(Figure collection entries)

————————

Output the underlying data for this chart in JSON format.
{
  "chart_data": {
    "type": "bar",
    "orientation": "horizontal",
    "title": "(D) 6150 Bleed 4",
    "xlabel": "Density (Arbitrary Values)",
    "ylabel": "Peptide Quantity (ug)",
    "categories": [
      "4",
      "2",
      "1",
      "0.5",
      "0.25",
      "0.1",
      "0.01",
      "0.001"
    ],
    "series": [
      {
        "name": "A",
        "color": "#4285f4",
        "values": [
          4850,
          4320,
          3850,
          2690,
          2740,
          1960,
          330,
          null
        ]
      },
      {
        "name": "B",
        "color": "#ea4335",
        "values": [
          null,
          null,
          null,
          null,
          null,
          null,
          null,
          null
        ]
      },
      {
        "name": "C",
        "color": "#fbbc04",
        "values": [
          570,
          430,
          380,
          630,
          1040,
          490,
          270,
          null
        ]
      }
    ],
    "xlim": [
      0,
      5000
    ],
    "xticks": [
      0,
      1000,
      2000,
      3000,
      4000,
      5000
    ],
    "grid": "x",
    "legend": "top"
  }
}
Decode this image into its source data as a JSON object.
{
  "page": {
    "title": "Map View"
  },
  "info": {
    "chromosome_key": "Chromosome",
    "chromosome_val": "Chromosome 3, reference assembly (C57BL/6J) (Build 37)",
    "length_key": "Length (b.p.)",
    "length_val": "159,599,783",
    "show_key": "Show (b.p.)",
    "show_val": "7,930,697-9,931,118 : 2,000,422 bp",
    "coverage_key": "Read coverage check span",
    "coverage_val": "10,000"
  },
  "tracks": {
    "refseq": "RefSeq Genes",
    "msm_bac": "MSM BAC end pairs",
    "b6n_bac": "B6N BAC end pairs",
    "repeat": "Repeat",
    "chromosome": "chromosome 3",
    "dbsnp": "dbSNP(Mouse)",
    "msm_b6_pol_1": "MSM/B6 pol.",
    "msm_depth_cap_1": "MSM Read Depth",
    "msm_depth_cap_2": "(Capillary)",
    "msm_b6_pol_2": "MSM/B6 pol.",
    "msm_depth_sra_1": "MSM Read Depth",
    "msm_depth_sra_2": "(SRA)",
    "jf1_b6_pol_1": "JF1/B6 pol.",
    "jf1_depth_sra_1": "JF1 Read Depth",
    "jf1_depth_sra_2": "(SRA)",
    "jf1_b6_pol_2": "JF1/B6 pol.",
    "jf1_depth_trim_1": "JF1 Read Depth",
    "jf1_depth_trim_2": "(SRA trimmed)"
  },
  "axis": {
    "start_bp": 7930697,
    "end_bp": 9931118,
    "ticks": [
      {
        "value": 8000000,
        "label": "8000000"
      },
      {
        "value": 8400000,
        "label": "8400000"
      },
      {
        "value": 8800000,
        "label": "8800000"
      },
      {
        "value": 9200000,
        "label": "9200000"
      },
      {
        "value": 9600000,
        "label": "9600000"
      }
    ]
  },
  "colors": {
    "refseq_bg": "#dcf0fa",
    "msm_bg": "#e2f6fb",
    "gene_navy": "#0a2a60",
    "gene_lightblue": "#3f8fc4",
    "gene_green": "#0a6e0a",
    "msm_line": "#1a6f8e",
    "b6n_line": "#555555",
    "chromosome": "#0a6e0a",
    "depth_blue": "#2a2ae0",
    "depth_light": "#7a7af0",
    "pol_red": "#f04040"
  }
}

————————

Task directions: Every line of the data must appear again in the answer, exactly as written.

Exercise answer:
Output the underlying data for this chart in JSON format.
{
  "chart_data": {
    "type": "bar",
    "orientation": "horizontal",
    "title": "(D) 6150 Bleed 4",
    "xlabel": "Density (Arbitrary Values)",
    "ylabel": "Peptide Quantity (ug)",
    "categories": [
      "4",
      "2",
      "1",
      "0.5",
      "0.25",
      "0.1",
      "0.01",
      "0.001"
    ],
    "series": [
      {
        "name": "A",
        "color": "#4285f4",
        "values": [
          4850,
          4320,
          3850,
          2690,
          2740,
          1960,
          330,
          null
        ]
      },
      {
        "name": "B",
        "color": "#ea4335",
        "values": [
          null,
          null,
          null,
          null,
          null,
          null,
          null,
          null
        ]
      },
      {
        "name": "C",
        "color": "#fbbc04",
        "values": [
          570,
          430,
          380,
          630,
          1040,
          490,
          270,
          null
        ]
      }
    ],
    "xlim": [
      0,
      5000
    ],
    "xticks": [
      0,
      1000,
      2000,
      3000,
      4000,
      5000
    ],
    "grid": "x",
    "legend": "top"
  }
}
Decode this image into its source data as a JSON object.
{
  "page": {
    "title": "Map View"
  },
  "info": {
    "chromosome_key": "Chromosome",
    "chromosome_val": "Chromosome 3, reference assembly (C57BL/6J) (Build 37)",
    "length_key": "Length (b.p.)",
    "length_val": "159,599,783",
    "show_key": "Show (b.p.)",
    "show_val": "7,930,697-9,931,118 : 2,000,422 bp",
    "coverage_key": "Read coverage check span",
    "coverage_val": "10,000"
  },
  "tracks": {
    "refseq": "RefSeq Genes",
    "msm_bac": "MSM BAC end pairs",
    "b6n_bac": "B6N BAC end pairs",
    "repeat": "Repeat",
    "chromosome": "chromosome 3",
    "dbsnp": "dbSNP(Mouse)",
    "msm_b6_pol_1": "MSM/B6 pol.",
    "msm_depth_cap_1": "MSM Read Depth",
    "msm_depth_cap_2": "(Capillary)",
    "msm_b6_pol_2": "MSM/B6 pol.",
    "msm_depth_sra_1": "MSM Read Depth",
    "msm_depth_sra_2": "(SRA)",
    "jf1_b6_pol_1": "JF1/B6 pol.",
    "jf1_depth_sra_1": "JF1 Read Depth",
    "jf1_depth_sra_2": "(SRA)",
    "jf1_b6_pol_2": "JF1/B6 pol.",
    "jf1_depth_trim_1": "JF1 Read Depth",
    "jf1_depth_trim_2": "(SRA trimmed)"
  },
  "axis": {
    "start_bp": 7930697,
    "end_bp": 9931118,
    "ticks": [
      {
        "value": 8000000,
        "label": "8000000"
      },
      {
        "value": 8400000,
        "label": "8400000"
      },
      {
        "value": 8800000,
        "label": "8800000"
      },
      {
        "value": 9200000,
        "label": "9200000"
      },
      {
        "value": 9600000,
        "label": "9600000"
      }
    ]
  },
  "colors": {
    "refseq_bg": "#dcf0fa",
    "msm_bg": "#e2f6fb",
    "gene_navy": "#0a2a60",
    "gene_lightblue": "#3f8fc4",
    "gene_green": "#0a6e0a",
    "msm_line": "#1a6f8e",
    "b6n_line": "#555555",
    "chromosome": "#0a6e0a",
    "depth_blue": "#2a2ae0",
    "depth_light": "#7a7af0",
    "pol_red": "#f04040"
  }
}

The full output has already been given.